REQUIREMENT:
The answer must be every line of the records in which the string "October" appears.

DATA EXCERPTS:
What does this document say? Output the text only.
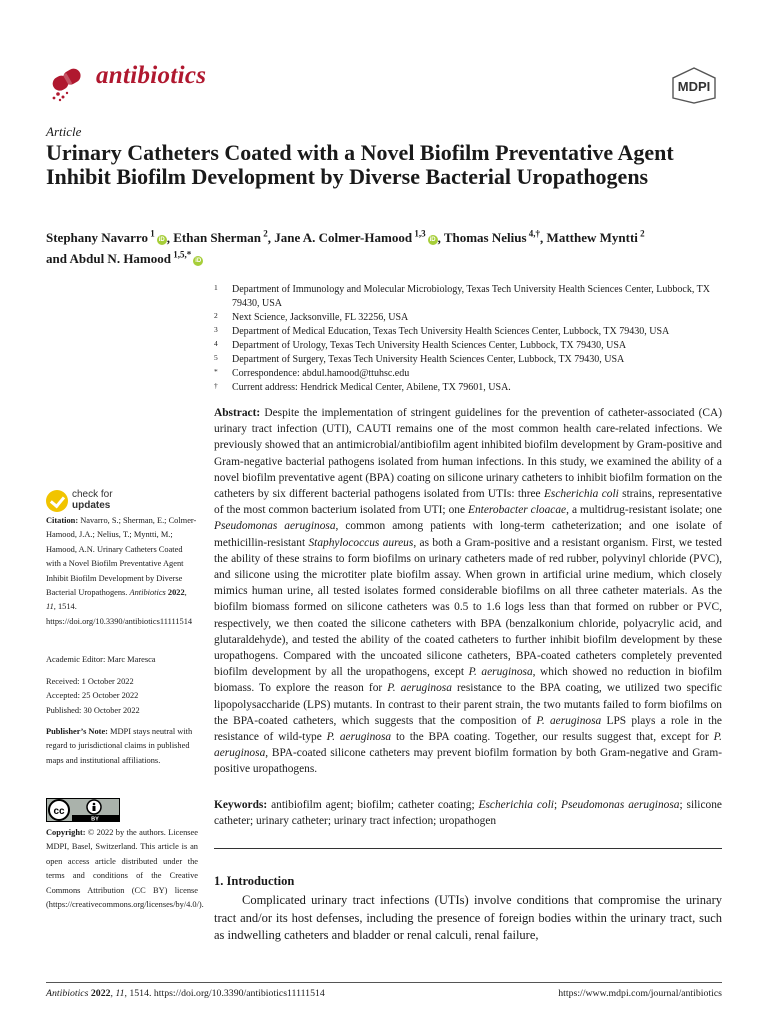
antibiotics	MDPI
Article
Urinary Catheters Coated with a Novel Biofilm Preventative Agent Inhibit Biofilm Development by Diverse Bacterial Uropathogens
Stephany Navarro $^1$iD , Ethan Sherman $^2$, Jane A. Colmer-Hamood $^{1,3}$iD , Thomas Nelius $^{4,\dagger}$, Matthew Myntti $^2$
and Abdul N. Hamood $^{1,5,*}$iD
1	Department of Immunology and Molecular Microbiology, Texas Tech University Health Sciences Center, Lubbock, TX 79430, USA
2	Next Science, Jacksonville, FL 32256, USA
3	Department of Medical Education, Texas Tech University Health Sciences Center, Lubbock, TX 79430, USA
4	Department of Urology, Texas Tech University Health Sciences Center, Lubbock, TX 79430, USA
5	Department of Surgery, Texas Tech University Health Sciences Center, Lubbock, TX 79430, USA
*	Correspondence: abdul.hamood@ttuhsc.edu
†	Current address: Hendrick Medical Center, Abilene, TX 79601, USA.

Abstract: Despite the implementation of stringent guidelines for the prevention of catheter-associated (CA) urinary tract infection (UTI), CAUTI remains one of the most common health care-related infections. We previously showed that an antimicrobial/antibiofilm agent inhibited biofilm development by Gram-positive and Gram-negative bacterial pathogens isolated from human infections. In this study, we examined the ability of a novel biofilm preventative agent (BPA) coating on silicone urinary catheters to inhibit biofilm formation on the catheters by six different bacterial pathogens isolated from UTIs: three Escherichia coli strains, representative of the most common bacterium isolated from UTI; one Enterobacter cloacae, a multidrug-resistant isolate; one Pseudomonas aeruginosa, common among patients with long-term catheterization; and one isolate of methicillin-resistant Staphylococcus aureus, as both a Gram-positive and a resistant organism. First, we tested the ability of these strains to form biofilms on urinary catheters made of red rubber, polyvinyl chloride (PVC), and silicone using the microtiter plate biofilm assay. When grown in artificial urine medium, which closely mimics human urine, all tested isolates formed considerable biofilms on all three catheter materials. As the biofilm biomass formed on silicone catheters was 0.5 to 1.6 logs less than that formed on rubber or PVC, respectively, we then coated the silicone catheters with BPA (benzalkonium chloride, polyacrylic acid, and glutaraldehyde), and tested the ability of the coated catheters to further inhibit biofilm development by these uropathogens. Compared with the uncoated silicone catheters, BPA-coated catheters completely prevented biofilm development by all the uropathogens, except P. aeruginosa, which showed no reduction in biofilm biomass. To explore the reason for P. aeruginosa resistance to the BPA coating, we utilized two specific lipopolysaccharide (LPS) mutants. In contrast to their parent strain, the two mutants failed to form biofilms on the BPA-coated catheters, which suggests that the composition of P. aeruginosa LPS plays a role in the resistance of wild-type P. aeruginosa to the BPA coating. Together, our results suggest that, except for P. aeruginosa, BPA-coated silicone catheters may prevent biofilm formation by both Gram-negative and Gram-positive uropathogens.

Keywords: antibiofilm agent; biofilm; catheter coating; Escherichia coli; Pseudomonas aeruginosa; silicone catheter; urinary catheter; urinary tract infection; uropathogen

1. Introduction

Complicated urinary tract infections (UTIs) involve conditions that compromise the urinary tract and/or its host defenses, including the presence of foreign bodies within the urinary tract, such as indwelling catheters and bladder or renal calculi, renal failure,

check for
updates

Citation: Navarro, S.; Sherman, E.; Colmer-Hamood, J.A.; Nelius, T.; Myntti, M.; Hamood, A.N. Urinary Catheters Coated with a Novel Biofilm Preventative Agent Inhibit Biofilm Development by Diverse Bacterial Uropathogens. Antibiotics 2022, 11, 1514. https://doi.org/10.3390/antibiotics11111514

Academic Editor: Marc Maresca

Received: 1 October 2022
Accepted: 25 October 2022
Published: 30 October 2022

Publisher’s Note: MDPI stays neutral with regard to jurisdictional claims in published maps and institutional affiliations.

cc
BY

Copyright: © 2022 by the authors. Licensee MDPI, Basel, Switzerland. This article is an open access article distributed under the terms and conditions of the Creative Commons Attribution (CC BY) license (https://creativecommons.org/licenses/by/4.0/).

Antibiotics 2022, 11, 1514. https://doi.org/10.3390/antibiotics11111514	https://www.mdpi.com/journal/antibiotics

EXPECTED OUTPUT:
Received: 1 October 2022
Accepted: 25 October 2022
Published: 30 October 2022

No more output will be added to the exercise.